--- BEGIN Provided entries ---

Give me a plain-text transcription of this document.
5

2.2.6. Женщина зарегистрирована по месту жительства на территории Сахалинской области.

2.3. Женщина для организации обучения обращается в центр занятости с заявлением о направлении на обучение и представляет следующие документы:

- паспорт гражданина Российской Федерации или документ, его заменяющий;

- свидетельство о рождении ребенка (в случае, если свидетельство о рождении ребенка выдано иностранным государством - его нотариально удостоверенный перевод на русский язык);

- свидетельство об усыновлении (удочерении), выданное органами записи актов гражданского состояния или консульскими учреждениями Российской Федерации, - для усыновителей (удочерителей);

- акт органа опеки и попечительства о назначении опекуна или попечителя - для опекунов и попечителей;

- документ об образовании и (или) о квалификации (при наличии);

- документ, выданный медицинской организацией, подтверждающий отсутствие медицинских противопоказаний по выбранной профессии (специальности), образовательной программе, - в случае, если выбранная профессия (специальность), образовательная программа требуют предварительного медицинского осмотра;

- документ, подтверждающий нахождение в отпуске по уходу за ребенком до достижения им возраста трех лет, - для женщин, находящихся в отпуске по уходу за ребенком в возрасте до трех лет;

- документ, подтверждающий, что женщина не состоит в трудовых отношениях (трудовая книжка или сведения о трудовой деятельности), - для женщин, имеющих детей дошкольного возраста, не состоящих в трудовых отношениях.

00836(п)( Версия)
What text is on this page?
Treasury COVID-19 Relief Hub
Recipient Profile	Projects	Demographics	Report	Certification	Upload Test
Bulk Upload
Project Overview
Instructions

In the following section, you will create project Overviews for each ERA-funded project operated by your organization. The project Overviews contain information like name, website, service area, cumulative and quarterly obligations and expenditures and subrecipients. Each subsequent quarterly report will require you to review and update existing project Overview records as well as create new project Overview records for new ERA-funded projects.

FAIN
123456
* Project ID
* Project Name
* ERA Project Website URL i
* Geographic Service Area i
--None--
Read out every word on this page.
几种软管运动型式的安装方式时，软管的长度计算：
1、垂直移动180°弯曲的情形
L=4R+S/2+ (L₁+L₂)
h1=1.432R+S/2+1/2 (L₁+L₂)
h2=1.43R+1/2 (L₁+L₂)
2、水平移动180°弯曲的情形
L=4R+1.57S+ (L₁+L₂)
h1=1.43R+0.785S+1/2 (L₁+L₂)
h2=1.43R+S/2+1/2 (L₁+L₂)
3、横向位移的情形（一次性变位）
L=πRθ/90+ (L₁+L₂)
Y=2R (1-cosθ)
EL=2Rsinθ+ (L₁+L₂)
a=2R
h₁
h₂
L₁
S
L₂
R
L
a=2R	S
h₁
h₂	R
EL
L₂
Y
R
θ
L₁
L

--- END Provided entries ---

Check each line of the records for "page" and copy the ones that contain it.

What text is on this page?
Read out every word on this page.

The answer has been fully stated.